State the number of lines, and only that number, in which the word "nello" appears.

+---+

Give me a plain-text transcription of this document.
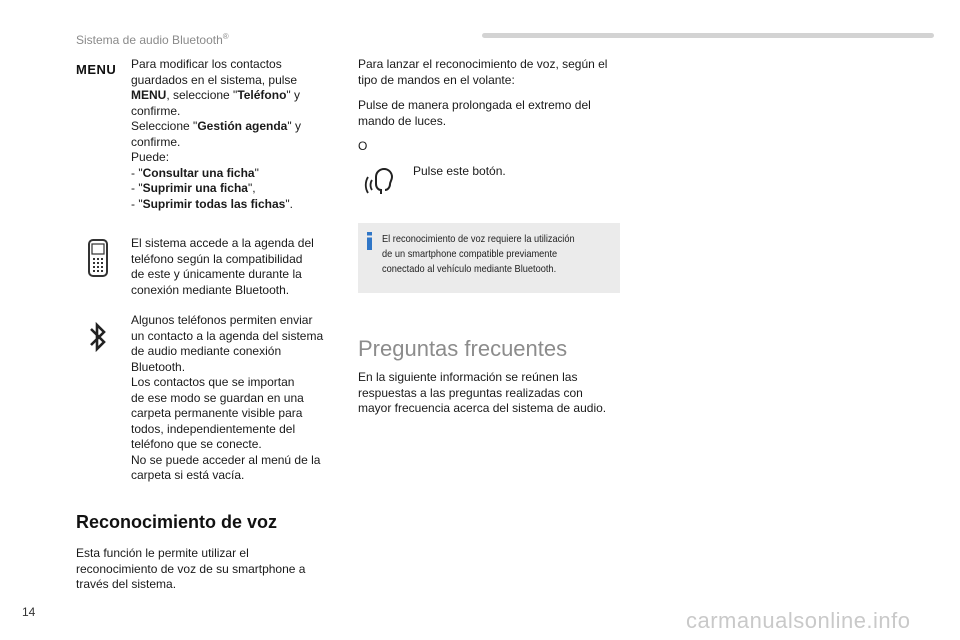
Sistema de audio Bluetooth®
MENU Para modificar los contactos
guardados en el sistema, pulse
MENU, seleccione "Teléfono" y
confirme.
Seleccione "Gestión agenda" y
confirme.
Puede:
- "Consultar una ficha"
- "Suprimir una ficha",
- "Suprimir todas las fichas".
El sistema accede a la agenda del
teléfono según la compatibilidad
de este y únicamente durante la
conexión mediante Bluetooth.
Algunos teléfonos permiten enviar
un contacto a la agenda del sistema
de audio mediante conexión
Bluetooth.
Los contactos que se importan
de ese modo se guardan en una
carpeta permanente visible para
todos, independientemente del
teléfono que se conecte.
No se puede acceder al menú de la
carpeta si está vacía.
Reconocimiento de voz
Esta función le permite utilizar el
reconocimiento de voz de su smartphone a
través del sistema.
Para lanzar el reconocimiento de voz, según el
tipo de mandos en el volante:
Pulse de manera prolongada el extremo del
mando de luces.
O
Pulse este botón.
El reconocimiento de voz requiere la utilización
de un smartphone compatible previamente
conectado al vehículo mediante Bluetooth.
Preguntas frecuentes
En la siguiente información se reúnen las
respuestas a las preguntas realizadas con
mayor frecuencia acerca del sistema de audio.
14	carmanualsonline.info
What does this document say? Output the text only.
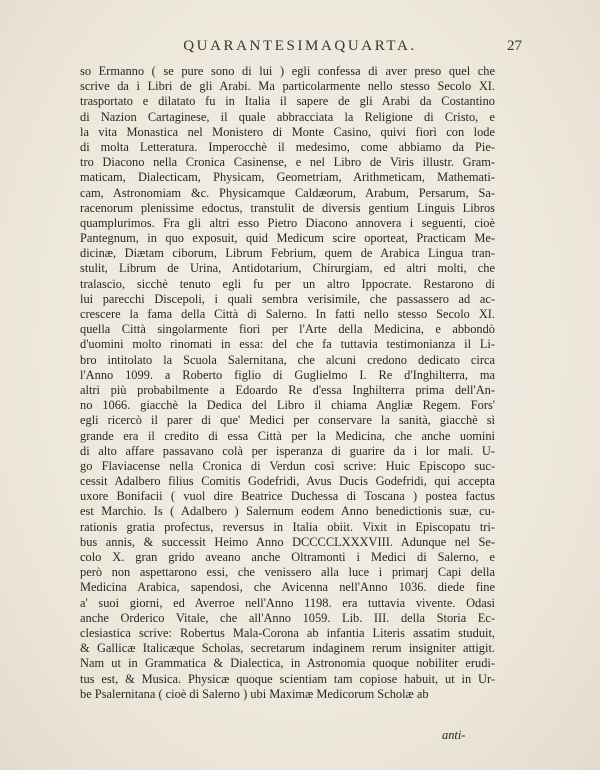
QUARANTESIMAQUARTA.	27
so Ermanno ( se pure sono di lui ) egli confessa di aver preso quel che
scrive da i Libri de gli Arabi. Ma particolarmente nello stesso Secolo XI.
trasportato e dilatato fu in Italia il sapere de gli Arabi da Costantino
di Nazion Cartaginese, il quale abbracciata la Religione di Cristo, e
la vita Monastica nel Monistero di Monte Casino, quivi fiorì con lode
di molta Letteratura. Imperocchè il medesimo, come abbiamo da Pie-
tro Diacono nella Cronica Casinense, e nel Libro de Viris illustr. Gram-
maticam, Dialecticam, Physicam, Geometriam, Arithmeticam, Mathemati-
cam, Astronomiam &c. Physicamque Caldæorum, Arabum, Persarum, Sa-
racenorum plenissime edoctus, transtulit de diversis gentium Linguis Libros
quamplurimos. Fra gli altri esso Pietro Diacono annovera i seguenti, cioè
Pantegnum, in quo exposuit, quid Medicum scire oporteat, Practicam Me-
dicinæ, Diætam ciborum, Librum Febrium, quem de Arabica Lingua tran-
stulit, Librum de Urina, Antidotarium, Chirurgiam, ed altri molti, che
tralascio, sicchè tenuto egli fu per un altro Ippocrate. Restarono di
lui parecchi Discepoli, i quali sembra verisimile, che passassero ad ac-
crescere la fama della Città di Salerno. In fatti nello stesso Secolo XI.
quella Città singolarmente fiorì per l'Arte della Medicina, e abbondò
d'uomini molto rinomati in essa: del che fa tuttavia testimonianza il Li-
bro intitolato la Scuola Salernitana, che alcuni credono dedicato circa
l'Anno 1099. a Roberto figlio di Guglielmo I. Re d'Inghilterra, ma
altri più probabilmente a Edoardo Re d'essa Inghilterra prima dell'An-
no 1066. giacchè la Dedica del Libro il chiama Angliæ Regem. Fors'
egli ricercò il parer di que' Medici per conservare la sanità, giacchè sì
grande era il credito di essa Città per la Medicina, che anche uomini
di alto affare passavano colà per isperanza di guarire da i lor mali. U-
go Flaviacense nella Cronica di Verdun così scrive: Huic Episcopo suc-
cessit Adalbero filius Comitis Godefridi, Avus Ducis Godefridi, qui accepta
uxore Bonifacii ( vuol dire Beatrice Duchessa di Toscana ) postea factus
est Marchio. Is ( Adalbero ) Salernum eodem Anno benedictionis suæ, cu-
rationis gratia profectus, reversus in Italia obiit. Vixit in Episcopatu tri-
bus annis, & successit Heimo Anno DCCCCLXXXVIII. Adunque nel Se-
colo X. gran grido aveano anche Oltramonti i Medici di Salerno, e
però non aspettarono essi, che venissero alla luce i primarj Capi della
Medicina Arabica, sapendosi, che Avicenna nell'Anno 1036. diede fine
a' suoi giorni, ed Averroe nell'Anno 1198. era tuttavia vivente. Odasi
anche Orderico Vitale, che all'Anno 1059. Lib. III. della Storia Ec-
clesiastica scrive: Robertus Mala-Corona ab infantia Literis assatim studuit,
& Gallicæ Italicæque Scholas, secretarum indaginem rerum insigniter attigit.
Nam ut in Grammatica & Dialectica, in Astronomia quoque nobiliter erudi-
tus est, & Musica. Physicæ quoque scientiam tam copiose habuit, ut in Ur-
be Psalernitana ( cioè di Salerno ) ubi Maximæ Medicorum Scholæ ab
anti-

+---+

### Output below
2